>> START

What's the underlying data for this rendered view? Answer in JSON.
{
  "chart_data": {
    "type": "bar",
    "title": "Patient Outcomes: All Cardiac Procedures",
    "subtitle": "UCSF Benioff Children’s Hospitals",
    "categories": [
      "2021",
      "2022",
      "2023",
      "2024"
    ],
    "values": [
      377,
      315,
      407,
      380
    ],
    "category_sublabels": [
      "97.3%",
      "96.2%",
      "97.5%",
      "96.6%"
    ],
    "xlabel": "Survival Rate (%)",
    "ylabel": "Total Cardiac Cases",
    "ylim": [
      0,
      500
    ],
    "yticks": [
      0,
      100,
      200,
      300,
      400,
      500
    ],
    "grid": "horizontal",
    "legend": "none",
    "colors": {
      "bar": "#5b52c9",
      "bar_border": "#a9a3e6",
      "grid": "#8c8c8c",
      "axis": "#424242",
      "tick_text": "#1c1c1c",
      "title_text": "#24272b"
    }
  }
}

>> END

#### [WORK TO BE COMPLETED]
Read through the data and copy every line where "Cardiac" shows up.

#### [RIGHT ANSWER]
    "title": "Patient Outcomes: All Cardiac Procedures",
    "ylabel": "Total Cardiac Cases",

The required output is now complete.